[Dataset items]
########################################

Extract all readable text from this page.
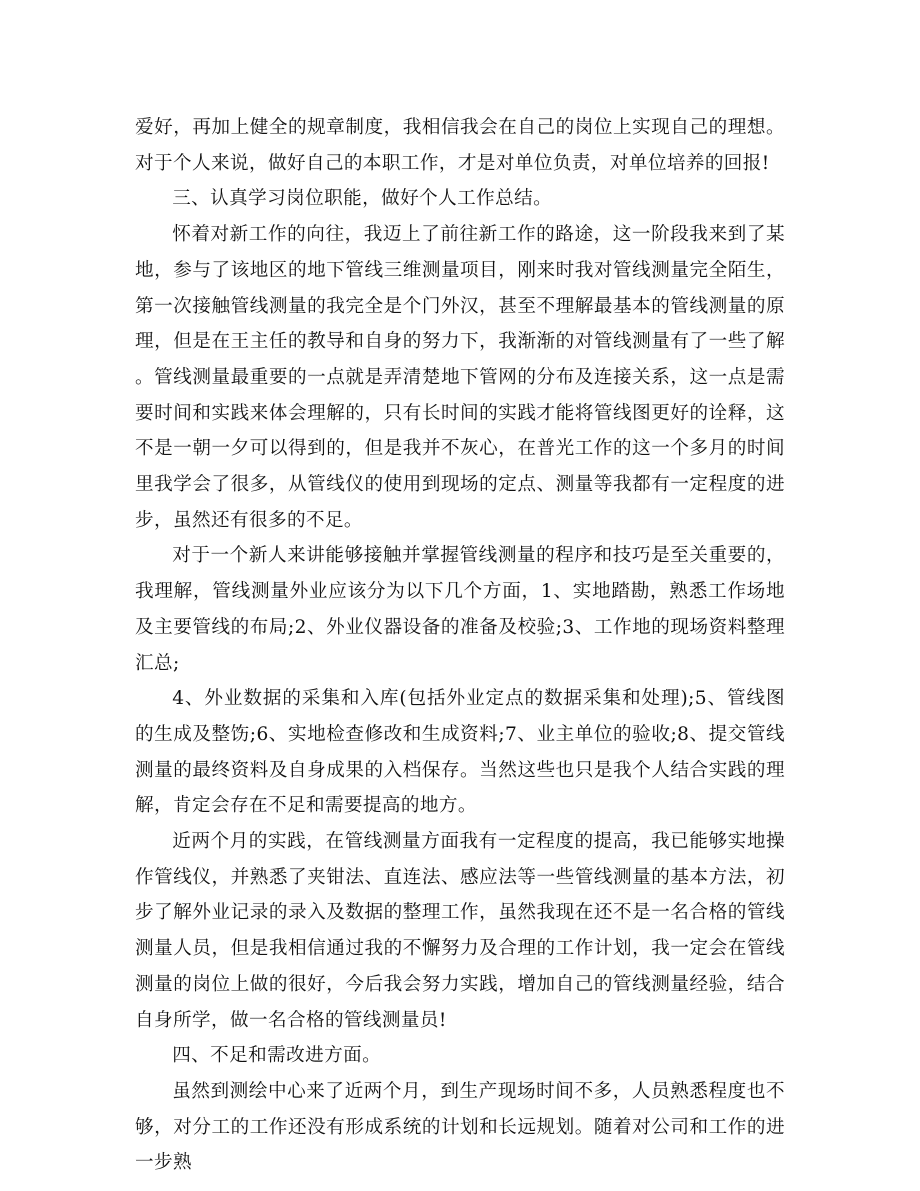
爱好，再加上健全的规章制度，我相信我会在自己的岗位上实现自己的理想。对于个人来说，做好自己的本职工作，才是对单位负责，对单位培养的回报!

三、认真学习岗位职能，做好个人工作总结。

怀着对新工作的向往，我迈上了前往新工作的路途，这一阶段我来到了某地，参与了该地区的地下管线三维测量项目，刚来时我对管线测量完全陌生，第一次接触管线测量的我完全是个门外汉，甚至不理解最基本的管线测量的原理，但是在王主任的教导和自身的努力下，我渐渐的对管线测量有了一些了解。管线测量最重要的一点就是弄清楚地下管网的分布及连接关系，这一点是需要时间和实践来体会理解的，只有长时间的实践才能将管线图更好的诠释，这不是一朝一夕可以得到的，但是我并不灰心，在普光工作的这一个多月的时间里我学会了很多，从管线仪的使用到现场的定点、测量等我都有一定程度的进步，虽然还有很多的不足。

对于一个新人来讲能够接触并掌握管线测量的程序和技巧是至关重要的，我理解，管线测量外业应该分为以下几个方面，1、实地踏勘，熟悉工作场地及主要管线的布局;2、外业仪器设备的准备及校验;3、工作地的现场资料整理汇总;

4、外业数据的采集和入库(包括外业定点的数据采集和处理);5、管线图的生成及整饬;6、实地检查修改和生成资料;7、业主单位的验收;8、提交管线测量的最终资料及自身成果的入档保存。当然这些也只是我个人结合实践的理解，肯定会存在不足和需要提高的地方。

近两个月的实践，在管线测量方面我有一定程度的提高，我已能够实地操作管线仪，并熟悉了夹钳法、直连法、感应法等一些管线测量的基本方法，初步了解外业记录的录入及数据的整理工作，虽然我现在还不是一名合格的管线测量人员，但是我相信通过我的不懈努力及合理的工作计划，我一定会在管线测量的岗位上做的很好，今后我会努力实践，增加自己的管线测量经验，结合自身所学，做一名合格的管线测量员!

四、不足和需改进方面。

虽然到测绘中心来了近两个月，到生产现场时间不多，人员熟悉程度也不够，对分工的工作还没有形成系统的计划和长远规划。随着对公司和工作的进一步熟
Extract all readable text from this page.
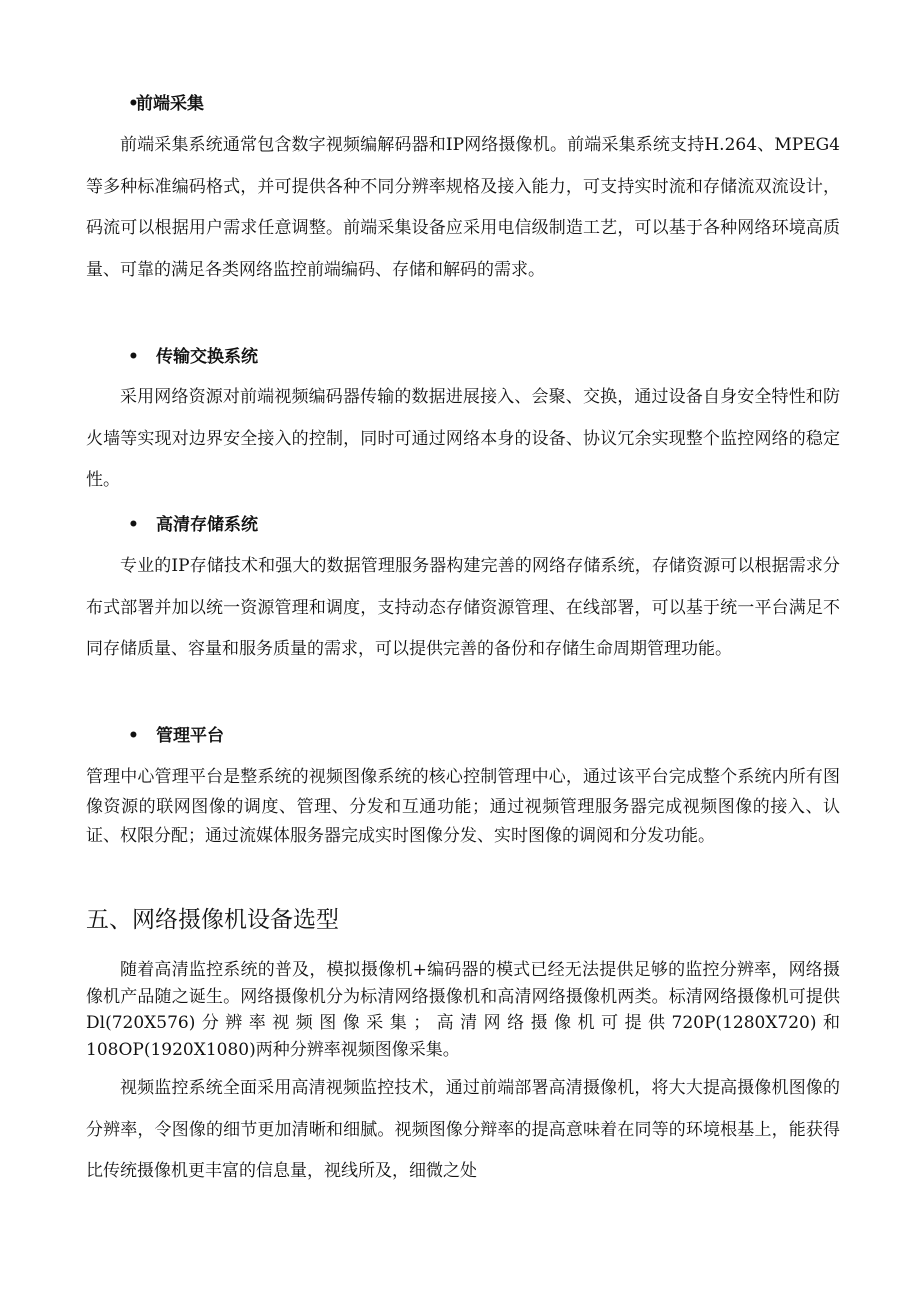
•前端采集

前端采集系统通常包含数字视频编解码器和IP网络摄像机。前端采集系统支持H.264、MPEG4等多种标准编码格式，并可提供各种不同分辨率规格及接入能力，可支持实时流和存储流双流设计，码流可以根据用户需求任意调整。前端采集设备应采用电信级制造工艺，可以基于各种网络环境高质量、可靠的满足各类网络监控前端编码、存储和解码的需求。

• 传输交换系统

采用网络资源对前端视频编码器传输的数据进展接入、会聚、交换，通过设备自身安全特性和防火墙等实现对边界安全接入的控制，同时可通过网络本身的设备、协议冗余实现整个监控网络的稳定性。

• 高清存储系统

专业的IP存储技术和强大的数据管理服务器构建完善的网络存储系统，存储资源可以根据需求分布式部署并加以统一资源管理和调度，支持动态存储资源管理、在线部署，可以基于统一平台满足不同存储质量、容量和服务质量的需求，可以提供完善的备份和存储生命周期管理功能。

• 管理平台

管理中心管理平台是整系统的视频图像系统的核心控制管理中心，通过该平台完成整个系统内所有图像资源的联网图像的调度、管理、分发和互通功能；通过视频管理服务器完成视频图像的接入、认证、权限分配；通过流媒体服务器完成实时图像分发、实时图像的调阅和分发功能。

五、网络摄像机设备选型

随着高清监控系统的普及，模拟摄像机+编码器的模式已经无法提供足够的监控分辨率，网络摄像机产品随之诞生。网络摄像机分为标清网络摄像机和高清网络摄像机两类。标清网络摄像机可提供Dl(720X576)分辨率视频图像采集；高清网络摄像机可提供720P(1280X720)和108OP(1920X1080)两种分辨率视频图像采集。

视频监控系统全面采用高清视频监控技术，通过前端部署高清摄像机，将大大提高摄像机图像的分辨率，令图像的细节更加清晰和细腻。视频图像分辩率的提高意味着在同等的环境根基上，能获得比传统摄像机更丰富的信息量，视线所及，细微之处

########################################

### Exercise aim:
Return each line exactly as written. Any picture gets left out.

### Solution to this exercise:
Extract all readable text from this page.
爱好，再加上健全的规章制度，我相信我会在自己的岗位上实现自己的理想。对于个人来说，做好自己的本职工作，才是对单位负责，对单位培养的回报!

三、认真学习岗位职能，做好个人工作总结。

怀着对新工作的向往，我迈上了前往新工作的路途，这一阶段我来到了某地，参与了该地区的地下管线三维测量项目，刚来时我对管线测量完全陌生，第一次接触管线测量的我完全是个门外汉，甚至不理解最基本的管线测量的原理，但是在王主任的教导和自身的努力下，我渐渐的对管线测量有了一些了解。管线测量最重要的一点就是弄清楚地下管网的分布及连接关系，这一点是需要时间和实践来体会理解的，只有长时间的实践才能将管线图更好的诠释，这不是一朝一夕可以得到的，但是我并不灰心，在普光工作的这一个多月的时间里我学会了很多，从管线仪的使用到现场的定点、测量等我都有一定程度的进步，虽然还有很多的不足。

对于一个新人来讲能够接触并掌握管线测量的程序和技巧是至关重要的，我理解，管线测量外业应该分为以下几个方面，1、实地踏勘，熟悉工作场地及主要管线的布局;2、外业仪器设备的准备及校验;3、工作地的现场资料整理汇总;

4、外业数据的采集和入库(包括外业定点的数据采集和处理);5、管线图的生成及整饬;6、实地检查修改和生成资料;7、业主单位的验收;8、提交管线测量的最终资料及自身成果的入档保存。当然这些也只是我个人结合实践的理解，肯定会存在不足和需要提高的地方。

近两个月的实践，在管线测量方面我有一定程度的提高，我已能够实地操作管线仪，并熟悉了夹钳法、直连法、感应法等一些管线测量的基本方法，初步了解外业记录的录入及数据的整理工作，虽然我现在还不是一名合格的管线测量人员，但是我相信通过我的不懈努力及合理的工作计划，我一定会在管线测量的岗位上做的很好，今后我会努力实践，增加自己的管线测量经验，结合自身所学，做一名合格的管线测量员!

四、不足和需改进方面。

虽然到测绘中心来了近两个月，到生产现场时间不多，人员熟悉程度也不够，对分工的工作还没有形成系统的计划和长远规划。随着对公司和工作的进一步熟
Extract all readable text from this page.
•前端采集

前端采集系统通常包含数字视频编解码器和IP网络摄像机。前端采集系统支持H.264、MPEG4等多种标准编码格式，并可提供各种不同分辨率规格及接入能力，可支持实时流和存储流双流设计，码流可以根据用户需求任意调整。前端采集设备应采用电信级制造工艺，可以基于各种网络环境高质量、可靠的满足各类网络监控前端编码、存储和解码的需求。

• 传输交换系统

采用网络资源对前端视频编码器传输的数据进展接入、会聚、交换，通过设备自身安全特性和防火墙等实现对边界安全接入的控制，同时可通过网络本身的设备、协议冗余实现整个监控网络的稳定性。

• 高清存储系统

专业的IP存储技术和强大的数据管理服务器构建完善的网络存储系统，存储资源可以根据需求分布式部署并加以统一资源管理和调度，支持动态存储资源管理、在线部署，可以基于统一平台满足不同存储质量、容量和服务质量的需求，可以提供完善的备份和存储生命周期管理功能。

• 管理平台

管理中心管理平台是整系统的视频图像系统的核心控制管理中心，通过该平台完成整个系统内所有图像资源的联网图像的调度、管理、分发和互通功能；通过视频管理服务器完成视频图像的接入、认证、权限分配；通过流媒体服务器完成实时图像分发、实时图像的调阅和分发功能。

五、网络摄像机设备选型

随着高清监控系统的普及，模拟摄像机+编码器的模式已经无法提供足够的监控分辨率，网络摄像机产品随之诞生。网络摄像机分为标清网络摄像机和高清网络摄像机两类。标清网络摄像机可提供Dl(720X576)分辨率视频图像采集；高清网络摄像机可提供720P(1280X720)和108OP(1920X1080)两种分辨率视频图像采集。

视频监控系统全面采用高清视频监控技术，通过前端部署高清摄像机，将大大提高摄像机图像的分辨率，令图像的细节更加清晰和细腻。视频图像分辩率的提高意味着在同等的环境根基上，能获得比传统摄像机更丰富的信息量，视线所及，细微之处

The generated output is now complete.